- _TASK MATERIAL_
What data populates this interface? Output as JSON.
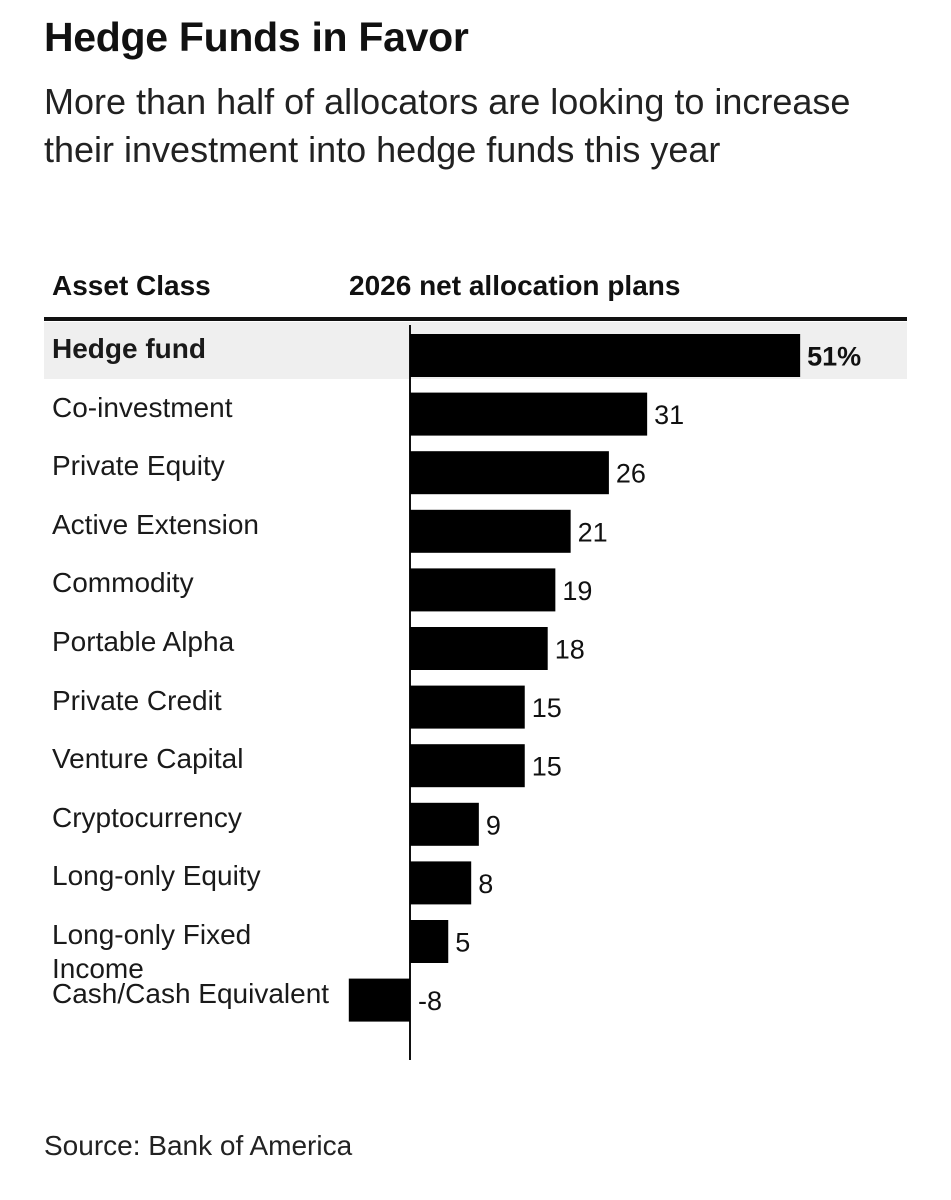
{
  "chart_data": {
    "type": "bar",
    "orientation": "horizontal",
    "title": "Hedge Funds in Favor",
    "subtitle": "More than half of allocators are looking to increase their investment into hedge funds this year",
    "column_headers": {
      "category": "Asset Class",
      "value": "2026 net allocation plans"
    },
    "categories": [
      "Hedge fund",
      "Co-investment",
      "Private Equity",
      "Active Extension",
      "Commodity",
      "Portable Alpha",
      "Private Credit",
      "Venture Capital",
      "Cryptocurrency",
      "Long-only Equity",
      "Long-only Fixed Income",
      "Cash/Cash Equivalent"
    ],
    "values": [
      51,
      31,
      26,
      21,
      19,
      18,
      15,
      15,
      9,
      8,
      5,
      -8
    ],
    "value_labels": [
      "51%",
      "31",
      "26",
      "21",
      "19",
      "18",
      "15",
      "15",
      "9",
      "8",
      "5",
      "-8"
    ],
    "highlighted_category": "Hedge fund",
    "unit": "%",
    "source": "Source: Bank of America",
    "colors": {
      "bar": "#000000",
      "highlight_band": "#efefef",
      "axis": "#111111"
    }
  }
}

--

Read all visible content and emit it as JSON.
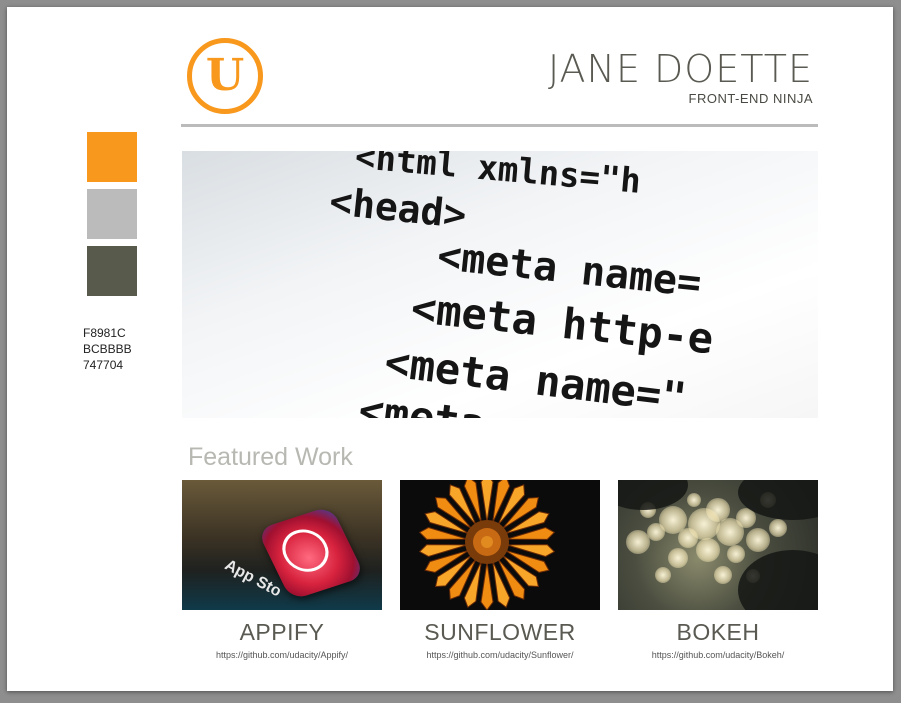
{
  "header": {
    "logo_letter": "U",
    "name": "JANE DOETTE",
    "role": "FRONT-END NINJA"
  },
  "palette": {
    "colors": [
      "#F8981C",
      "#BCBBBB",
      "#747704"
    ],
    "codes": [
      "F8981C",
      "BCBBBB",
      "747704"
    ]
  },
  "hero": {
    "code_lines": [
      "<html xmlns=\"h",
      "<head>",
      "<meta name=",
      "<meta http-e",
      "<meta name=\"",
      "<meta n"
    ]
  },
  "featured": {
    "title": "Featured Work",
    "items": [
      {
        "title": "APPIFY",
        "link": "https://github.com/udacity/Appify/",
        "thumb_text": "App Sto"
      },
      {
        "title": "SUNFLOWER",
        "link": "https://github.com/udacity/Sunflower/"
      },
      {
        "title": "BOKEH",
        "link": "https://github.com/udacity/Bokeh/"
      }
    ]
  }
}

- _WORK REQUIRED_
For the material, find the number of lines holding the word "name" and give that figure and nothing more.

- _WRITTEN ANSWER_
3